[Stored data]

□ □ □ □

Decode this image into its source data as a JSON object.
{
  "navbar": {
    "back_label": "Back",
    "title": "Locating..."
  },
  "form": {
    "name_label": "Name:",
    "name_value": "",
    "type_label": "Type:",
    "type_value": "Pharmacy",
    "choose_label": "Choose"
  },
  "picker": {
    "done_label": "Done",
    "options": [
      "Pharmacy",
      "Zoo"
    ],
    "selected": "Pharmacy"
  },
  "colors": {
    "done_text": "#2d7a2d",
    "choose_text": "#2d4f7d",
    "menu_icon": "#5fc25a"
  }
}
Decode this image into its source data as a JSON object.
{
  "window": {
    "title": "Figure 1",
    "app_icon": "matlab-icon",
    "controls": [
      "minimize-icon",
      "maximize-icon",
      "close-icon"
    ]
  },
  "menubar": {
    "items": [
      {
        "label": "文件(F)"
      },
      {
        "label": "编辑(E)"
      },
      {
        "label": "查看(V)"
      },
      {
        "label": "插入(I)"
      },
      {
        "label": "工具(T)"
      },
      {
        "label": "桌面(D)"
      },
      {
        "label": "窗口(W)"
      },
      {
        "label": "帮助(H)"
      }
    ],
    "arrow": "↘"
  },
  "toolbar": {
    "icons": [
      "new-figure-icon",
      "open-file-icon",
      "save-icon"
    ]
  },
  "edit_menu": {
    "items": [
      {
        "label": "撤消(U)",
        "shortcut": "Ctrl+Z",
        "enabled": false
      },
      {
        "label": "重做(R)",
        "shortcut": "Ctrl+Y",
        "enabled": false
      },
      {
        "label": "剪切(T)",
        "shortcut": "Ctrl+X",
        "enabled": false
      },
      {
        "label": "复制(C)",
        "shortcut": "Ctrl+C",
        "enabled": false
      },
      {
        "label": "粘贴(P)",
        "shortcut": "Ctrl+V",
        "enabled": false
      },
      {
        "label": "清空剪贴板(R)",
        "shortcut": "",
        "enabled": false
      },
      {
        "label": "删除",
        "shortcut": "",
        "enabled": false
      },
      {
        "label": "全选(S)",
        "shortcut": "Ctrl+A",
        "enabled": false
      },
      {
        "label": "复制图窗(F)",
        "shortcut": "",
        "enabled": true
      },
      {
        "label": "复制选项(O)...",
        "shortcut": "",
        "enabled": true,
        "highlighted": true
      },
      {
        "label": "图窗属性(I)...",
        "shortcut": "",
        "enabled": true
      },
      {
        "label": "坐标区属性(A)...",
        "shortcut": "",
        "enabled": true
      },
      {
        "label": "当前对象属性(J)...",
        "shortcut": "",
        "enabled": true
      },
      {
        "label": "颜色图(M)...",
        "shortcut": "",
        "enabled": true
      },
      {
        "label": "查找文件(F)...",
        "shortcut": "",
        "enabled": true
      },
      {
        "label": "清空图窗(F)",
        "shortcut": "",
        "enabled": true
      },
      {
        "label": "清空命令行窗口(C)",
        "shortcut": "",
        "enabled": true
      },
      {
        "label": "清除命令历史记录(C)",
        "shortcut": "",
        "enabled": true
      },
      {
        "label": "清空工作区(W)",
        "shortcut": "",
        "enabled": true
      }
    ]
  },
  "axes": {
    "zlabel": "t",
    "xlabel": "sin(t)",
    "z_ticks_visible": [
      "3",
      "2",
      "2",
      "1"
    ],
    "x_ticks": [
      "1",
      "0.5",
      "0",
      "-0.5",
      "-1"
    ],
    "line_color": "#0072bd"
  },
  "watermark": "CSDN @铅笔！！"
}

□ □ □ □

● **Stated problem**
Return the whole listing exactly, with every line included.

● **Answer to this exercise**
Decode this image into its source data as a JSON object.
{
  "navbar": {
    "back_label": "Back",
    "title": "Locating..."
  },
  "form": {
    "name_label": "Name:",
    "name_value": "",
    "type_label": "Type:",
    "type_value": "Pharmacy",
    "choose_label": "Choose"
  },
  "picker": {
    "done_label": "Done",
    "options": [
      "Pharmacy",
      "Zoo"
    ],
    "selected": "Pharmacy"
  },
  "colors": {
    "done_text": "#2d7a2d",
    "choose_text": "#2d4f7d",
    "menu_icon": "#5fc25a"
  }
}
Decode this image into its source data as a JSON object.
{
  "window": {
    "title": "Figure 1",
    "app_icon": "matlab-icon",
    "controls": [
      "minimize-icon",
      "maximize-icon",
      "close-icon"
    ]
  },
  "menubar": {
    "items": [
      {
        "label": "文件(F)"
      },
      {
        "label": "编辑(E)"
      },
      {
        "label": "查看(V)"
      },
      {
        "label": "插入(I)"
      },
      {
        "label": "工具(T)"
      },
      {
        "label": "桌面(D)"
      },
      {
        "label": "窗口(W)"
      },
      {
        "label": "帮助(H)"
      }
    ],
    "arrow": "↘"
  },
  "toolbar": {
    "icons": [
      "new-figure-icon",
      "open-file-icon",
      "save-icon"
    ]
  },
  "edit_menu": {
    "items": [
      {
        "label": "撤消(U)",
        "shortcut": "Ctrl+Z",
        "enabled": false
      },
      {
        "label": "重做(R)",
        "shortcut": "Ctrl+Y",
        "enabled": false
      },
      {
        "label": "剪切(T)",
        "shortcut": "Ctrl+X",
        "enabled": false
      },
      {
        "label": "复制(C)",
        "shortcut": "Ctrl+C",
        "enabled": false
      },
      {
        "label": "粘贴(P)",
        "shortcut": "Ctrl+V",
        "enabled": false
      },
      {
        "label": "清空剪贴板(R)",
        "shortcut": "",
        "enabled": false
      },
      {
        "label": "删除",
        "shortcut": "",
        "enabled": false
      },
      {
        "label": "全选(S)",
        "shortcut": "Ctrl+A",
        "enabled": false
      },
      {
        "label": "复制图窗(F)",
        "shortcut": "",
        "enabled": true
      },
      {
        "label": "复制选项(O)...",
        "shortcut": "",
        "enabled": true,
        "highlighted": true
      },
      {
        "label": "图窗属性(I)...",
        "shortcut": "",
        "enabled": true
      },
      {
        "label": "坐标区属性(A)...",
        "shortcut": "",
        "enabled": true
      },
      {
        "label": "当前对象属性(J)...",
        "shortcut": "",
        "enabled": true
      },
      {
        "label": "颜色图(M)...",
        "shortcut": "",
        "enabled": true
      },
      {
        "label": "查找文件(F)...",
        "shortcut": "",
        "enabled": true
      },
      {
        "label": "清空图窗(F)",
        "shortcut": "",
        "enabled": true
      },
      {
        "label": "清空命令行窗口(C)",
        "shortcut": "",
        "enabled": true
      },
      {
        "label": "清除命令历史记录(C)",
        "shortcut": "",
        "enabled": true
      },
      {
        "label": "清空工作区(W)",
        "shortcut": "",
        "enabled": true
      }
    ]
  },
  "axes": {
    "zlabel": "t",
    "xlabel": "sin(t)",
    "z_ticks_visible": [
      "3",
      "2",
      "2",
      "1"
    ],
    "x_ticks": [
      "1",
      "0.5",
      "0",
      "-0.5",
      "-1"
    ],
    "line_color": "#0072bd"
  },
  "watermark": "CSDN @铅笔！！"
}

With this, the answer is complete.